• Given records:
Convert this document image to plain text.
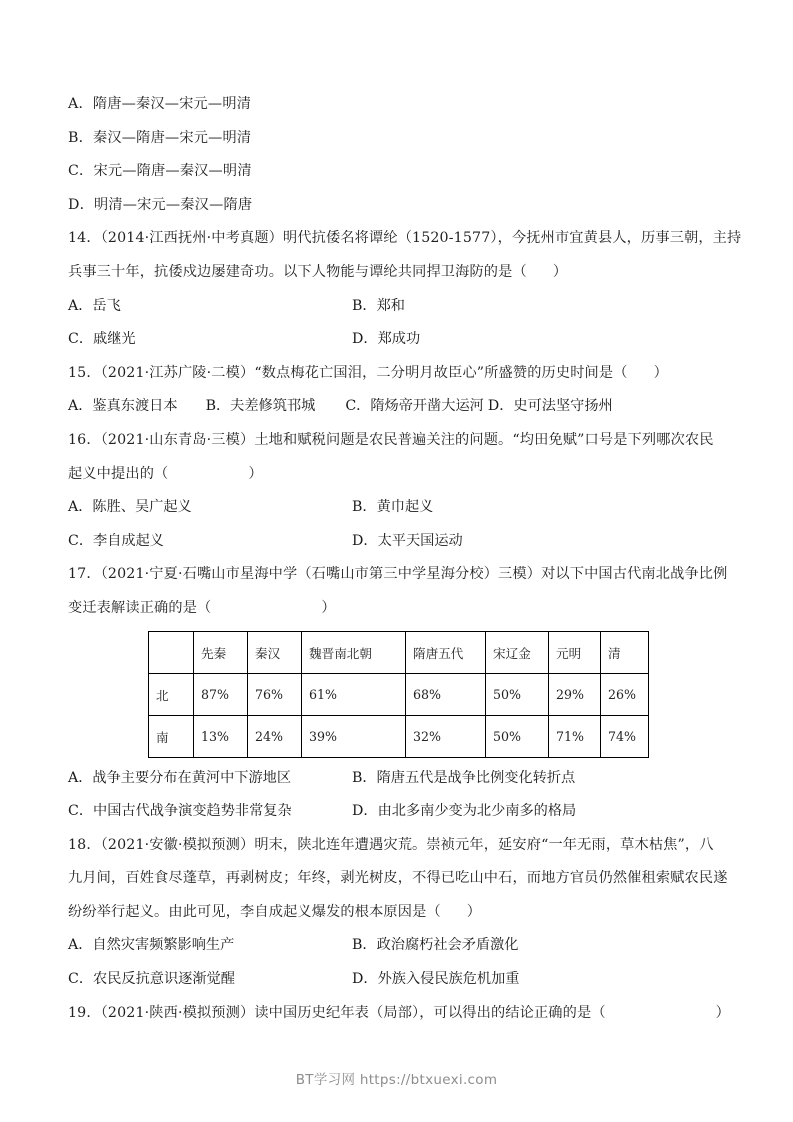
A．隋唐—秦汉—宋元—明清
B．秦汉—隋唐—宋元—明清
C．宋元—隋唐—秦汉—明清
D．明清—宋元—秦汉—隋唐
14．（2014·江西抚州·中考真题）明代抗倭名将谭纶（1520-1577），今抚州市宜黄县人，历事三朝，主持
兵事三十年，抗倭戍边屡建奇功。以下人物能与谭纶共同捍卫海防的是（ ）
A．岳飞	B．郑和
C．戚继光	D．郑成功
15．（2021·江苏广陵·二模）“数点梅花亡国泪，二分明月故臣心”所盛赞的历史时间是（ ）
A．鉴真东渡日本 B．夫差修筑邗城 C．隋炀帝开凿大运河 D．史可法坚守扬州
16．（2021·山东青岛·三模）土地和赋税问题是农民普遍关注的问题。“均田免赋”口号是下列哪次农民
起义中提出的（	）
A．陈胜、吴广起义	B．黄巾起义
C．李自成起义	D．太平天国运动
17．（2021·宁夏·石嘴山市星海中学（石嘴山市第三中学星海分校）三模）对以下中国古代南北战争比例
变迁表解读正确的是（	）
	先秦	秦汉	魏晋南北朝	隋唐五代	宋辽金	元明	清
北	87%	76%	61%	68%	50%	29%	26%
南	13%	24%	39%	32%	50%	71%	74%
A．战争主要分布在黄河中下游地区	B．隋唐五代是战争比例变化转折点
C．中国古代战争演变趋势非常复杂	D．由北多南少变为北少南多的格局
18．（2021·安徽·模拟预测）明末，陕北连年遭遇灾荒。崇祯元年，延安府“一年无雨，草木枯焦”，八
九月间，百姓食尽蓬草，再剥树皮；年终，剥光树皮，不得已吃山中石，而地方官员仍然催租索赋农民遂
纷纷举行起义。由此可见，李自成起义爆发的根本原因是（ ）
A．自然灾害频繁影响生产	B．政治腐朽社会矛盾激化
C．农民反抗意识逐渐觉醒	D．外族入侵民族危机加重
19．（2021·陕西·模拟预测）读中国历史纪年表（局部），可以得出的结论正确的是（	）
BT学习网 https://btxuexi.com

• The task: Find the word "模拟预测" in the data and show each line that holds it.

• Full output:
18．（2021·安徽·模拟预测）明末，陕北连年遭遇灾荒。崇祯元年，延安府“一年无雨，草木枯焦”，八
19．（2021·陕西·模拟预测）读中国历史纪年表（局部），可以得出的结论正确的是（	）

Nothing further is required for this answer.